» **WHAT THE EXERCISE ASKS**: Return all the data below as it stands, minus the pictures.

» **MATERIAL**:
====================
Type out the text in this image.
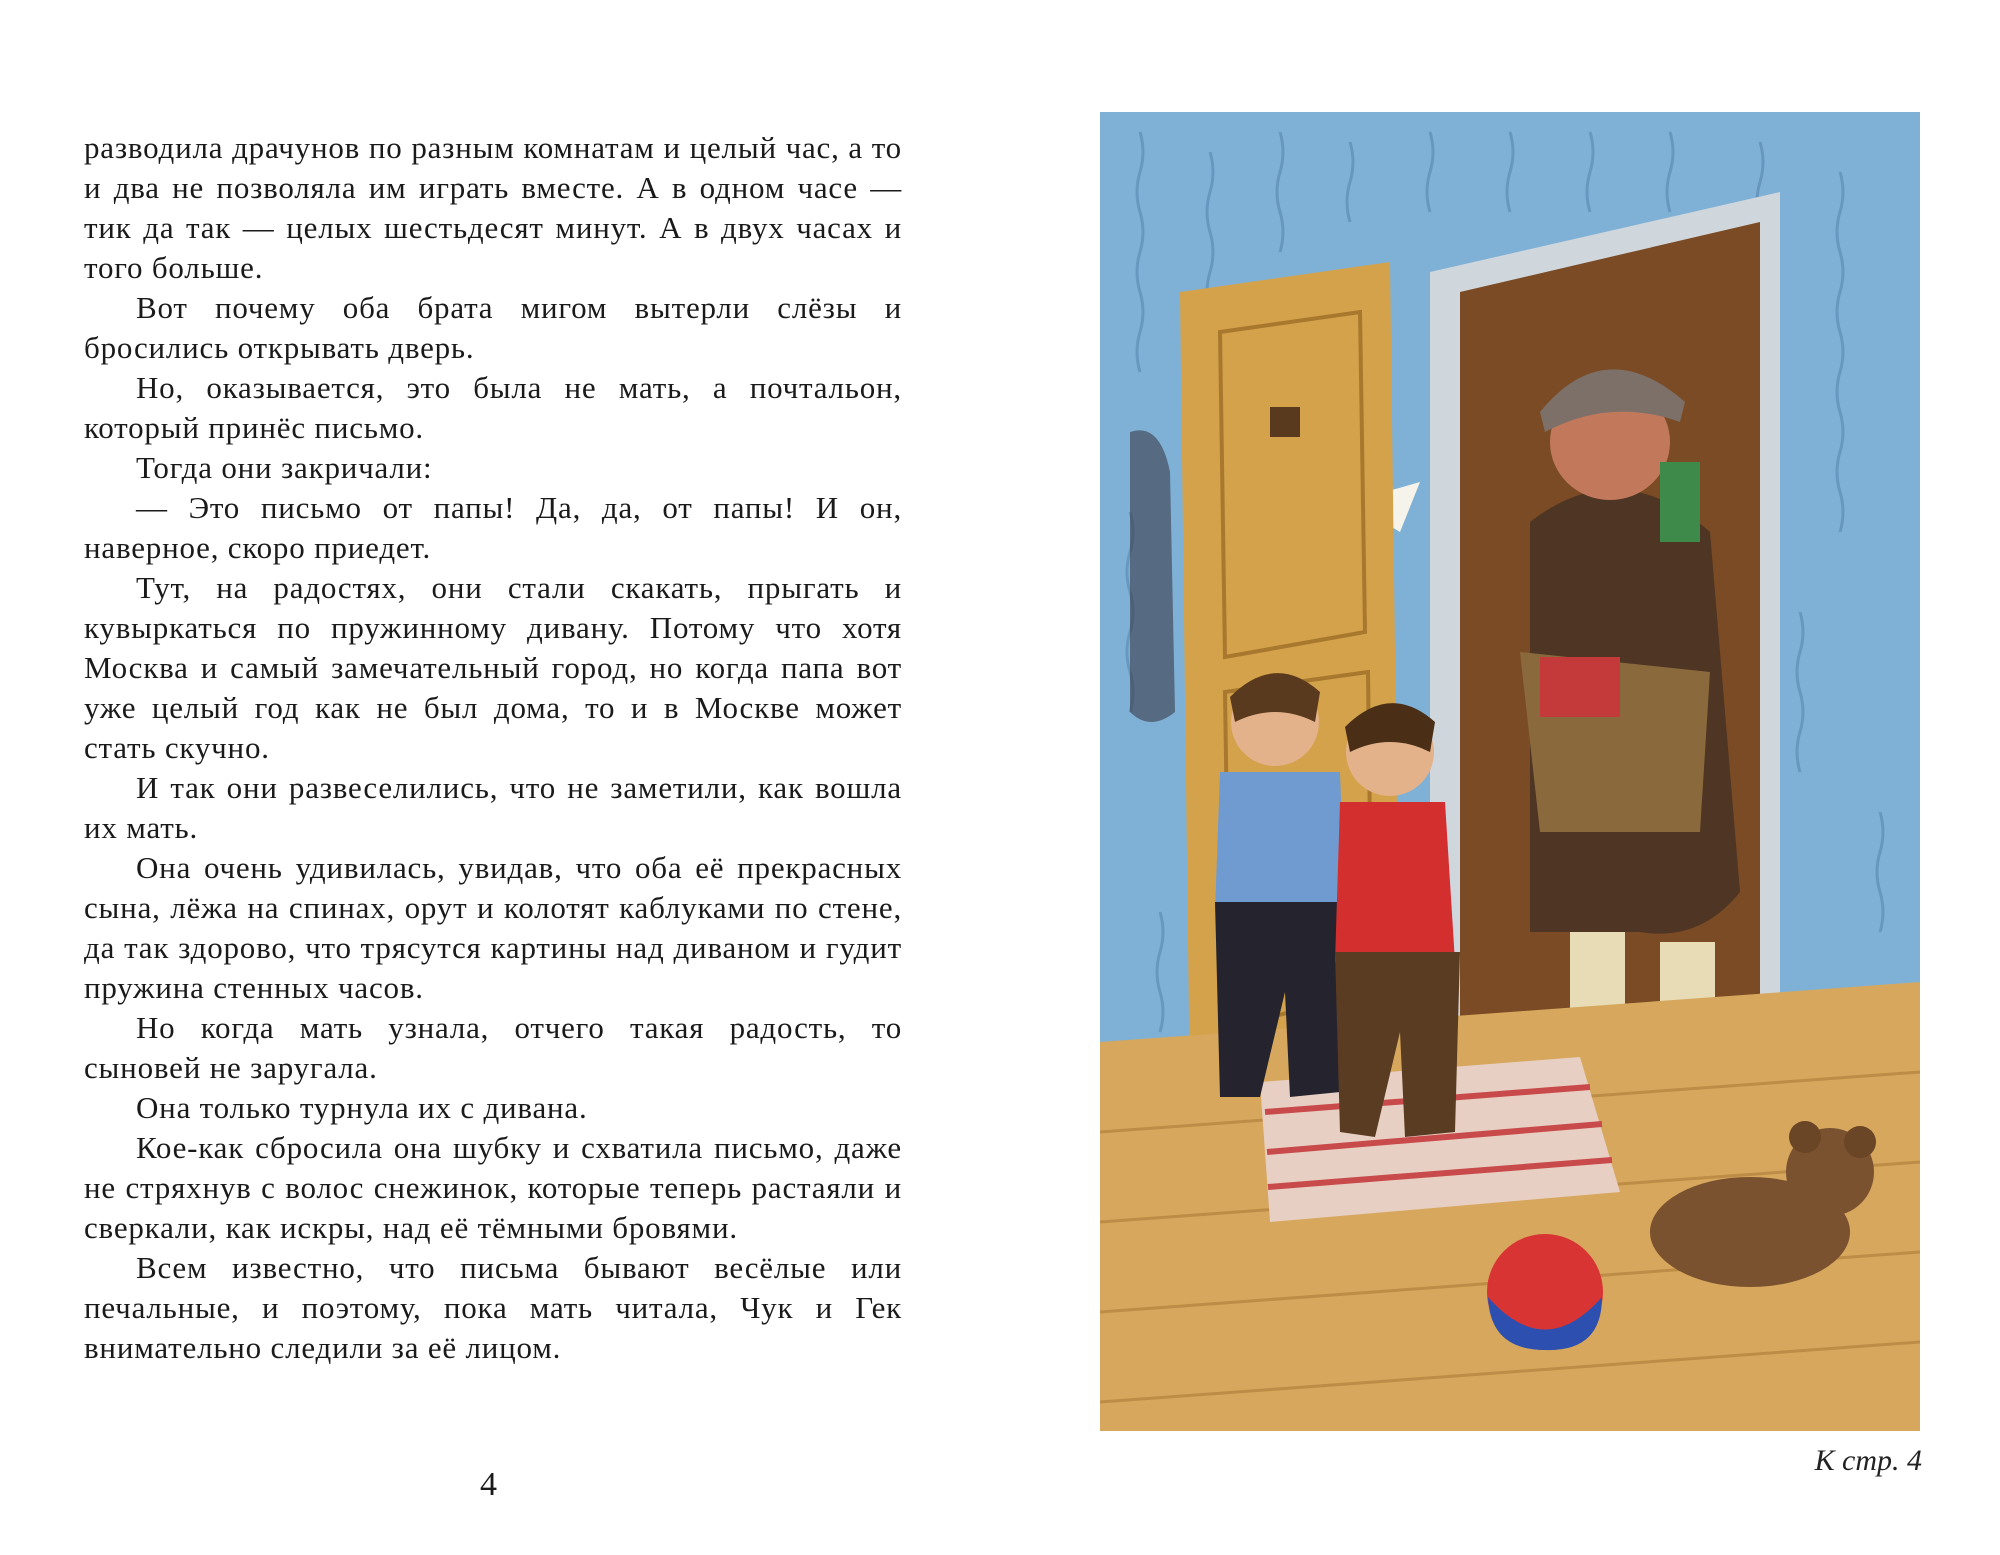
разводила драчунов по разным комнатам и целый час, а то и два не позволяла им играть вместе. А в одном часе — тик да так — целых шестьдесят минут. А в двух часах и того больше.

Вот почему оба брата мигом вытерли слёзы и бросились открывать дверь.

Но, оказывается, это была не мать, а почтальон, который принёс письмо.

Тогда они закричали:

— Это письмо от папы! Да, да, от папы! И он, наверное, скоро приедет.

Тут, на радостях, они стали скакать, прыгать и кувыркаться по пружинному дивану. Потому что хотя Москва и самый замечательный город, но когда папа вот уже целый год как не был дома, то и в Москве может стать скучно.

И так они развеселились, что не заметили, как вошла их мать.

Она очень удивилась, увидав, что оба её прекрасных сына, лёжа на спинах, орут и колотят каблуками по стене, да так здорово, что трясутся картины над диваном и гудит пружина стенных часов.

Но когда мать узнала, отчего такая радость, то сыновей не заругала.

Она только турнула их с дивана.

Кое-как сбросила она шубку и схватила письмо, даже не стряхнув с волос снежинок, которые теперь растаяли и сверкали, как искры, над её тёмными бровями.

Всем известно, что письма бывают весёлые или печальные, и поэтому, пока мать читала, Чук и Гек внимательно следили за её лицом.

4
К стр. 4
====================
» **RESPONSE TO THIS TASK**:
Type out the text in this image.
разводила драчунов по разным комнатам и целый час, а то и два не позволяла им играть вместе. А в одном часе — тик да так — целых шестьдесят минут. А в двух часах и того больше.

Вот почему оба брата мигом вытерли слёзы и бросились открывать дверь.

Но, оказывается, это была не мать, а почтальон, который принёс письмо.

Тогда они закричали:

— Это письмо от папы! Да, да, от папы! И он, наверное, скоро приедет.

Тут, на радостях, они стали скакать, прыгать и кувыркаться по пружинному дивану. Потому что хотя Москва и самый замечательный город, но когда папа вот уже целый год как не был дома, то и в Москве может стать скучно.

И так они развеселились, что не заметили, как вошла их мать.

Она очень удивилась, увидав, что оба её прекрасных сына, лёжа на спинах, орут и колотят каблуками по стене, да так здорово, что трясутся картины над диваном и гудит пружина стенных часов.

Но когда мать узнала, отчего такая радость, то сыновей не заругала.

Она только турнула их с дивана.

Кое-как сбросила она шубку и схватила письмо, даже не стряхнув с волос снежинок, которые теперь растаяли и сверкали, как искры, над её тёмными бровями.

Всем известно, что письма бывают весёлые или печальные, и поэтому, пока мать читала, Чук и Гек внимательно следили за её лицом.

4
К стр. 4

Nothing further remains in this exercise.